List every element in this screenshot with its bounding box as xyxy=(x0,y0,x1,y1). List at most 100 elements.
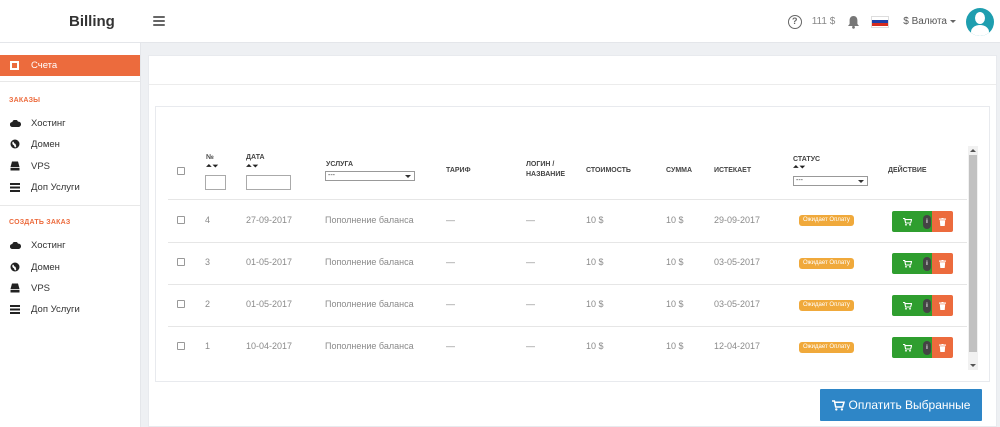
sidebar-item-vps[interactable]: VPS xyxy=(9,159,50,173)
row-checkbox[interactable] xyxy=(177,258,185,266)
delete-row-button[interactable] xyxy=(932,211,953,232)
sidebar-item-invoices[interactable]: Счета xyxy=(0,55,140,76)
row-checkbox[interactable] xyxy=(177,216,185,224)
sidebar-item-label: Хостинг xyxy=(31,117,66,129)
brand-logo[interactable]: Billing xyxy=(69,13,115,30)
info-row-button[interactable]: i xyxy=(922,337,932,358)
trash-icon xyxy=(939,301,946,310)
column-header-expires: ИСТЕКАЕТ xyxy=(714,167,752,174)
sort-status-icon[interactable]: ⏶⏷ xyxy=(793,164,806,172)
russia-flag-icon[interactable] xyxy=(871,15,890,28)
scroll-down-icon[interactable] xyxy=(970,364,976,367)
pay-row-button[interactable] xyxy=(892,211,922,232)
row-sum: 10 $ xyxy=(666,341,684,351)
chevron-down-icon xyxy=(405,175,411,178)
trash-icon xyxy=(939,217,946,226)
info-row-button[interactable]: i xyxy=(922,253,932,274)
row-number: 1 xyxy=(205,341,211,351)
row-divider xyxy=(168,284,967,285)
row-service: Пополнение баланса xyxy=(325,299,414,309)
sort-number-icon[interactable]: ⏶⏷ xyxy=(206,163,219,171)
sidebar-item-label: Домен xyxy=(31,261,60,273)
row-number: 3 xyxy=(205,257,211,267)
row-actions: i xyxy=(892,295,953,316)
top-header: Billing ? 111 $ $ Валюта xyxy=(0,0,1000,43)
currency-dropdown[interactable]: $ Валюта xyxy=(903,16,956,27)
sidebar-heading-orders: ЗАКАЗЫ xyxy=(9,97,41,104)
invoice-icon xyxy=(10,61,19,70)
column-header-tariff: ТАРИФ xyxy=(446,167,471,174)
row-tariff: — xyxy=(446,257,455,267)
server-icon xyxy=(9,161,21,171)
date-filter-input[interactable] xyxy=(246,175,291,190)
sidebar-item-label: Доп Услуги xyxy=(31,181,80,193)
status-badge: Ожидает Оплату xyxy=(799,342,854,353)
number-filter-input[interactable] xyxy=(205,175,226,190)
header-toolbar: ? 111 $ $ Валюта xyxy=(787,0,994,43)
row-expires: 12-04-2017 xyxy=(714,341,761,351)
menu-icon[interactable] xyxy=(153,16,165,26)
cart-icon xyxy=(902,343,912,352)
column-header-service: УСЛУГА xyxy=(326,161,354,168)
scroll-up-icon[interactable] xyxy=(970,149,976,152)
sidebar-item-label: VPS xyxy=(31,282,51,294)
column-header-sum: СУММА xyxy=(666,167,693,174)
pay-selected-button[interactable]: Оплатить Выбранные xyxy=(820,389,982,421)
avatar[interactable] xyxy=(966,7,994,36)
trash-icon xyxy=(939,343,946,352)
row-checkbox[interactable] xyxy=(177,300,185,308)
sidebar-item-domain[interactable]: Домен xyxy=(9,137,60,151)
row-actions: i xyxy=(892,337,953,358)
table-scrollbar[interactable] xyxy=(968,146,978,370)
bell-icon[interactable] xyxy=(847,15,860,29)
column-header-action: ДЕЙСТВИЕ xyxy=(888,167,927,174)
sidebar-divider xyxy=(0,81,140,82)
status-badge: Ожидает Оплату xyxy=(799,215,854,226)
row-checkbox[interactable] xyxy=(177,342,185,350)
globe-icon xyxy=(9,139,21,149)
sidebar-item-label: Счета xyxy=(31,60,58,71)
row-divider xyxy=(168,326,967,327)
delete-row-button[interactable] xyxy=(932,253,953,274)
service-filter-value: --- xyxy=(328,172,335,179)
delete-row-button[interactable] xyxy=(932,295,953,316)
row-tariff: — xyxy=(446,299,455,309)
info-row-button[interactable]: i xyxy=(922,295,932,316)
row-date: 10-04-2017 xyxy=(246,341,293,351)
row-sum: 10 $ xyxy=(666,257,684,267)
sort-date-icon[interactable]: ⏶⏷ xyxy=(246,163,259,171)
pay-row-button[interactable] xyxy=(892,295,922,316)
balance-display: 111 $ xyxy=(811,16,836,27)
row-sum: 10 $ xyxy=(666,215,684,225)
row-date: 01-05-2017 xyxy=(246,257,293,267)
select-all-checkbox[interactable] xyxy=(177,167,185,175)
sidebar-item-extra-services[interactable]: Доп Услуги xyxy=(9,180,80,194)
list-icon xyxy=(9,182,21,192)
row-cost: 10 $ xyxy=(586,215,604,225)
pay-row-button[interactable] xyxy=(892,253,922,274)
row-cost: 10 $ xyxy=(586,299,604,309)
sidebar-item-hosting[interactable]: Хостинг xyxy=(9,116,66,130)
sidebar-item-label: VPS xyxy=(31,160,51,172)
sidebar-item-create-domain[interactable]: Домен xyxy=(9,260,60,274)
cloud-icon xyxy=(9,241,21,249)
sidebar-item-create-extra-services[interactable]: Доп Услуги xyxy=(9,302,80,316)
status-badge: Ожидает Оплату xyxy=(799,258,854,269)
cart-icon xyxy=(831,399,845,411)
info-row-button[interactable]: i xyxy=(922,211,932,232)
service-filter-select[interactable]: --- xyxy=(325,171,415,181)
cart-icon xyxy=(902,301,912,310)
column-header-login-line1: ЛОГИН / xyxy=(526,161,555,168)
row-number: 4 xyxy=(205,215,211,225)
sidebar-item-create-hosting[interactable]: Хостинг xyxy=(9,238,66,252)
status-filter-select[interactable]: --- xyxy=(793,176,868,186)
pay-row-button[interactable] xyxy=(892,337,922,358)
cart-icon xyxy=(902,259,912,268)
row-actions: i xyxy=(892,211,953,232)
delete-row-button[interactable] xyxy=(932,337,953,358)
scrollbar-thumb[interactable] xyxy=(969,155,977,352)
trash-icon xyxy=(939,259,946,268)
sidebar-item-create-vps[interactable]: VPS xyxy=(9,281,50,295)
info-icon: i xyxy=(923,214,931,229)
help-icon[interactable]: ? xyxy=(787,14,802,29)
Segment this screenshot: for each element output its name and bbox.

---

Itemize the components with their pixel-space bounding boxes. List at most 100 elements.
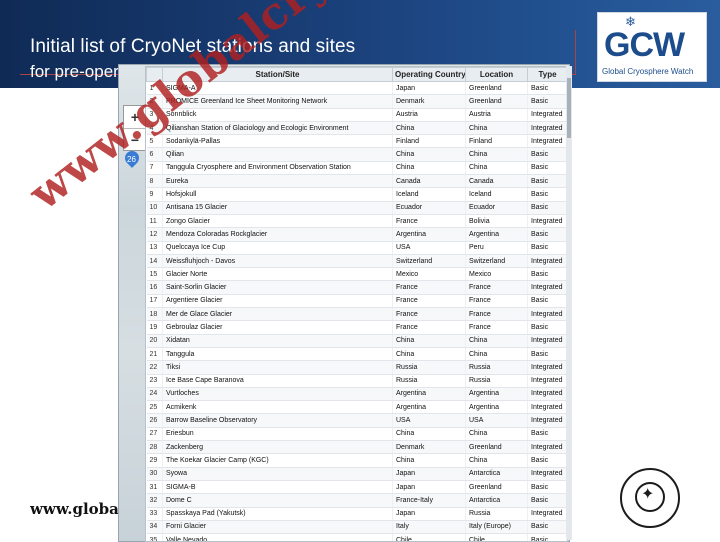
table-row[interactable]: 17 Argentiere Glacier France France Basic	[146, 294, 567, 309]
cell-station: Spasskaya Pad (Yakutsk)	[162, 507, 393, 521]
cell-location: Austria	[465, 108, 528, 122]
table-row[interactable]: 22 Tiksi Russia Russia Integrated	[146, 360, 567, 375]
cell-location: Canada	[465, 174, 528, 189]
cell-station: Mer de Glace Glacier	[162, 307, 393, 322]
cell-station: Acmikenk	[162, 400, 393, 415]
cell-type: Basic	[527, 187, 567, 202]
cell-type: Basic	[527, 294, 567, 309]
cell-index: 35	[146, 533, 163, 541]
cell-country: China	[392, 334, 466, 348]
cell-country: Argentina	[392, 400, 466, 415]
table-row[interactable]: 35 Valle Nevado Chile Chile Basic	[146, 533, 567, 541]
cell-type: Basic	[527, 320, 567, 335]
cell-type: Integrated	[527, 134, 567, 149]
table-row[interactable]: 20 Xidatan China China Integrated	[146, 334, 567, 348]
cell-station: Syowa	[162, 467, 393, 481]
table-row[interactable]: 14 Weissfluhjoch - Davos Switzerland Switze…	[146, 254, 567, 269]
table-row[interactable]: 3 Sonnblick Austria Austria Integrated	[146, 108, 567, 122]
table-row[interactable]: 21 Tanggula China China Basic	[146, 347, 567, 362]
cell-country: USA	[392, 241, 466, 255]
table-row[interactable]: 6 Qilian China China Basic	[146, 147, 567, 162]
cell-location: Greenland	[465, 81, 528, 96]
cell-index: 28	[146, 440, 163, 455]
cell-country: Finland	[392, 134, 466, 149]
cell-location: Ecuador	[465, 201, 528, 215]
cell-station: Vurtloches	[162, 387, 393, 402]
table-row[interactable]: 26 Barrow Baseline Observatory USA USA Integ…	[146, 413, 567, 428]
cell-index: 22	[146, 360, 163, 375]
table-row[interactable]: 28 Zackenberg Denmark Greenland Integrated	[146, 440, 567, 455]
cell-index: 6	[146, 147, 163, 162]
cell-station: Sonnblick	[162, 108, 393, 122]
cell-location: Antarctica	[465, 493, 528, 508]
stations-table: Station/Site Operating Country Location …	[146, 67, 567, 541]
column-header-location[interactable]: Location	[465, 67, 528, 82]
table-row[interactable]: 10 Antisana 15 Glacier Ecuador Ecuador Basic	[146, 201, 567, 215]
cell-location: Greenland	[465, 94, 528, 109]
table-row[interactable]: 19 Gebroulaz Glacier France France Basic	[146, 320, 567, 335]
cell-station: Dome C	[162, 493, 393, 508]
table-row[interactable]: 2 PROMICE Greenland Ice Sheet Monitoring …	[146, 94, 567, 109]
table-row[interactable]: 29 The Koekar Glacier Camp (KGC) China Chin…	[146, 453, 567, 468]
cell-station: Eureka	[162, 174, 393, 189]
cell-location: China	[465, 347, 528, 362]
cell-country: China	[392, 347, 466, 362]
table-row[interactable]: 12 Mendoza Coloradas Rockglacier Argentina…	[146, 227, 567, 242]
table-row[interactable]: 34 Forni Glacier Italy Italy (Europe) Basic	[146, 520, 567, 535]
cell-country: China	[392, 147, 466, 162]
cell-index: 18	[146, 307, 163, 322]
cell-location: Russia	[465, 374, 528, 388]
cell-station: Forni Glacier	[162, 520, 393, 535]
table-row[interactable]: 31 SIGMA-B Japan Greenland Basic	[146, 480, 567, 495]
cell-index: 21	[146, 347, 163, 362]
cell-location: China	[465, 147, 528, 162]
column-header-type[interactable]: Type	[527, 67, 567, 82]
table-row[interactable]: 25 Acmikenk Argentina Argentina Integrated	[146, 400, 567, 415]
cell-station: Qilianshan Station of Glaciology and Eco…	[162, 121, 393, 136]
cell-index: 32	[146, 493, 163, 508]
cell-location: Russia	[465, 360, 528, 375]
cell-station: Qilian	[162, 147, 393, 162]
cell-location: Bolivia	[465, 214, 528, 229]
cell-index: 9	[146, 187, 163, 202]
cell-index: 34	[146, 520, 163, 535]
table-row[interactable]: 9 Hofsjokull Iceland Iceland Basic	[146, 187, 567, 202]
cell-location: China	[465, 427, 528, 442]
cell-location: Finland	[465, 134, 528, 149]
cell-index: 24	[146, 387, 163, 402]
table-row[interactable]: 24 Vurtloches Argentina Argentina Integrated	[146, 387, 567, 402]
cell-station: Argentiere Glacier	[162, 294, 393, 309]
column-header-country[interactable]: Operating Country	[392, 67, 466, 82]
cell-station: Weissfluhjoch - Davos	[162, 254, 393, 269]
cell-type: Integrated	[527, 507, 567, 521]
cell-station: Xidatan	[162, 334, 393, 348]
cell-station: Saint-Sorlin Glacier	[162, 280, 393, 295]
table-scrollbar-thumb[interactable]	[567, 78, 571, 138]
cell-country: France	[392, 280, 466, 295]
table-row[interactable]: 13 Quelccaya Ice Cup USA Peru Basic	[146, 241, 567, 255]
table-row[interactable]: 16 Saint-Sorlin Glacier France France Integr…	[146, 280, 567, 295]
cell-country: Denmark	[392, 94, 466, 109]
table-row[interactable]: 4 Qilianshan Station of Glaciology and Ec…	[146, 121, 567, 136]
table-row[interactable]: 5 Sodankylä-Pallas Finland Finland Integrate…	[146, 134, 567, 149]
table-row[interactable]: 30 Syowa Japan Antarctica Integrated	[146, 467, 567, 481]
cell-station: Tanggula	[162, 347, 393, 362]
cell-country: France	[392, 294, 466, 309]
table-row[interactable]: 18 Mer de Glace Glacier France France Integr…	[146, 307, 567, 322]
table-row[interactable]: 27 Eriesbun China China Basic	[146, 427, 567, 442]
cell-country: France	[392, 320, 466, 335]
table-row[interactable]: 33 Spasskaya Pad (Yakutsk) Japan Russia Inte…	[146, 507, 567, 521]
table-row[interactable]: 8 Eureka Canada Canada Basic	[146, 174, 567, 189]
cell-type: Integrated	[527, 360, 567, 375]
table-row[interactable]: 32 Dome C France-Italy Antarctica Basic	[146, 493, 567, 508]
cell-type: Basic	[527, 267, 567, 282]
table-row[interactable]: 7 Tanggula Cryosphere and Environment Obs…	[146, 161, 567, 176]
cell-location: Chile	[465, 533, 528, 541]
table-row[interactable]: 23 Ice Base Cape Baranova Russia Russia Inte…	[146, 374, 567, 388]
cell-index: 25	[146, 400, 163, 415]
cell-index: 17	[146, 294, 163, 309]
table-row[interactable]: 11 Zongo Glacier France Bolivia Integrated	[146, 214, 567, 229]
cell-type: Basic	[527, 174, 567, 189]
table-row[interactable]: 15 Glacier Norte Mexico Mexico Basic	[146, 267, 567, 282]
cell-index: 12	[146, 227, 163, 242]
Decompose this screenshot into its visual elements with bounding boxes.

EXERCISE AIM:
Repeat the lines between the one holding "sidebar-item-vps[interactable]: VPS xyxy=(9,159,50,173)" and the one holding "server-icon xyxy=(9,161,21,171)", inclusive, in the first listing.

RESPONSE TO THE TASK:
sidebar-item-vps[interactable]: VPS xyxy=(9,159,50,173)
row-checkbox[interactable] xyxy=(177,258,185,266)
delete-row-button[interactable] xyxy=(932,211,953,232)
sidebar-item-invoices[interactable]: Счета xyxy=(0,55,140,76)
row-checkbox[interactable] xyxy=(177,216,185,224)
sidebar-item-label: Хостинг xyxy=(31,117,66,129)
brand-logo[interactable]: Billing xyxy=(69,13,115,30)
info-row-button[interactable]: i xyxy=(922,337,932,358)
trash-icon xyxy=(939,301,946,310)
column-header-expires: ИСТЕКАЕТ xyxy=(714,167,752,174)
sort-status-icon[interactable]: ⏶⏷ xyxy=(793,164,806,172)
russia-flag-icon[interactable] xyxy=(871,15,890,28)
scroll-down-icon[interactable] xyxy=(970,364,976,367)
pay-row-button[interactable] xyxy=(892,211,922,232)
row-sum: 10 $ xyxy=(666,341,684,351)
chevron-down-icon xyxy=(405,175,411,178)
trash-icon xyxy=(939,217,946,226)
info-row-button[interactable]: i xyxy=(922,253,932,274)
row-number: 1 xyxy=(205,341,211,351)
row-divider xyxy=(168,284,967,285)
row-service: Пополнение баланса xyxy=(325,299,414,309)
sort-number-icon[interactable]: ⏶⏷ xyxy=(206,163,219,171)
sidebar-item-label: Домен xyxy=(31,261,60,273)
row-number: 3 xyxy=(205,257,211,267)
row-actions: i xyxy=(892,295,953,316)
top-header: Billing ? 111 $ $ Валюта xyxy=(0,0,1000,43)
currency-dropdown[interactable]: $ Валюта xyxy=(903,16,956,27)
sidebar-heading-orders: ЗАКАЗЫ xyxy=(9,97,41,104)
invoice-icon xyxy=(10,61,19,70)
column-header-tariff: ТАРИФ xyxy=(446,167,471,174)
row-tariff: — xyxy=(446,257,455,267)
server-icon xyxy=(9,161,21,171)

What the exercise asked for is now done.